Prompt: Whenever a line in the data holds the string "marker", copy that line.

Data section:

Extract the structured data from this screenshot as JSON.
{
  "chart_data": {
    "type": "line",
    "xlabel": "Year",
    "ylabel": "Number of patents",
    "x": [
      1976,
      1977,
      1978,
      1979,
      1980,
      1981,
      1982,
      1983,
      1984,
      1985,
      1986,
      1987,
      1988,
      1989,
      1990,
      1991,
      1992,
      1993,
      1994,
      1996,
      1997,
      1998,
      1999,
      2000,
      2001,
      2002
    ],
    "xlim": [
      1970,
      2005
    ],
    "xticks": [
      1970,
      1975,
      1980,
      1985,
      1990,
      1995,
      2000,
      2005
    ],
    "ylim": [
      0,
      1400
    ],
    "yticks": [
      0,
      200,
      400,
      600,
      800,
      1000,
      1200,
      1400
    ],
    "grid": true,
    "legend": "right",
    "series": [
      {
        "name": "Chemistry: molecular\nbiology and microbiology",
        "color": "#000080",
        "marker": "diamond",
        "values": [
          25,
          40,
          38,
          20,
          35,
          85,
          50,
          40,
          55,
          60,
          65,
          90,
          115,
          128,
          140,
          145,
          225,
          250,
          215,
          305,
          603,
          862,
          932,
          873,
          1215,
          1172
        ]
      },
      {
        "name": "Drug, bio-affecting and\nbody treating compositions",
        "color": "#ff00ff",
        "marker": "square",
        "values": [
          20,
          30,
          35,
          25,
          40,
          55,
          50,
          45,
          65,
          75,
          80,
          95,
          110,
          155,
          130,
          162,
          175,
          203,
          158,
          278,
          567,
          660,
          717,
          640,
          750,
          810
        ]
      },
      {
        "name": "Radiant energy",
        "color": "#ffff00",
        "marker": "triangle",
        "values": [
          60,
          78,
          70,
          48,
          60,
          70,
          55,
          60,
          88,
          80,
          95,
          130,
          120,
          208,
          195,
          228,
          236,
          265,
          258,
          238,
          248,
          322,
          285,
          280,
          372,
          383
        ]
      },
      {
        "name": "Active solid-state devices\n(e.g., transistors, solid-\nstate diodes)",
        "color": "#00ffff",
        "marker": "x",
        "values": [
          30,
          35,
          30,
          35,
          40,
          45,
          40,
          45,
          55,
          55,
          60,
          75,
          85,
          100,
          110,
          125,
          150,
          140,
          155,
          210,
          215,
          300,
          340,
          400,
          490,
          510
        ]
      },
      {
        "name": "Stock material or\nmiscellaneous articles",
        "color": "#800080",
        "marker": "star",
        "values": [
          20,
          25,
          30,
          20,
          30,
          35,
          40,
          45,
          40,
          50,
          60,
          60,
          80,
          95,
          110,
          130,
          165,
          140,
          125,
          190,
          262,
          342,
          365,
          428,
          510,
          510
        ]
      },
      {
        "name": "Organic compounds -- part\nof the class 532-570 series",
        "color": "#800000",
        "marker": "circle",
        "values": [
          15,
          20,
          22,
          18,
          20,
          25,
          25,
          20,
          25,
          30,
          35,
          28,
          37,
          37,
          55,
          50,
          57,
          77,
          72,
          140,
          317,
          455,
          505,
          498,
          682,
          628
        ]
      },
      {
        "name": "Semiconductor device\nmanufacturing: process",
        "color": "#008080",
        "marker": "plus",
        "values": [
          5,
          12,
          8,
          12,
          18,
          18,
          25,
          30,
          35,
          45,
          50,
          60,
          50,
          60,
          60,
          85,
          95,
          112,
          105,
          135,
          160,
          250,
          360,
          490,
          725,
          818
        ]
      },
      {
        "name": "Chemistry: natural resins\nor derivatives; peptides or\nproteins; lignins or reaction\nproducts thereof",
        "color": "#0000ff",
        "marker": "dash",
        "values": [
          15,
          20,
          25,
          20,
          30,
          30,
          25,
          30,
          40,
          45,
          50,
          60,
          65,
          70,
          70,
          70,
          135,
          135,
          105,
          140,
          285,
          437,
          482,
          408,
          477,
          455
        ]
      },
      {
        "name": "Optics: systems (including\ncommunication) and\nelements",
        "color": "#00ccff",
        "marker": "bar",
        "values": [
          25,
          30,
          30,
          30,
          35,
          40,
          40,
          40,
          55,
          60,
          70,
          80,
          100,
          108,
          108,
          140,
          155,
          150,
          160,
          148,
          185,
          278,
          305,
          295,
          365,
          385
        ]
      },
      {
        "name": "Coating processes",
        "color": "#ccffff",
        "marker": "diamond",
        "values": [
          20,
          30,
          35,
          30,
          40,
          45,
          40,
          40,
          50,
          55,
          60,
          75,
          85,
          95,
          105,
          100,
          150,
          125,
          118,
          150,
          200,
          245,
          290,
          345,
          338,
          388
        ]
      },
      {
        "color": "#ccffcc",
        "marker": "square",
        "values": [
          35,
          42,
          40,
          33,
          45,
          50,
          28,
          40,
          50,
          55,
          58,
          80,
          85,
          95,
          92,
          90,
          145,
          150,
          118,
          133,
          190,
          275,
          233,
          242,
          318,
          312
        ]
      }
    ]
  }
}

Exercise result:
        "marker": "diamond",
        "marker": "square",
        "marker": "triangle",
        "marker": "x",
        "marker": "star",
        "marker": "circle",
        "marker": "plus",
        "marker": "dash",
        "marker": "bar",
        "marker": "diamond",
        "marker": "square",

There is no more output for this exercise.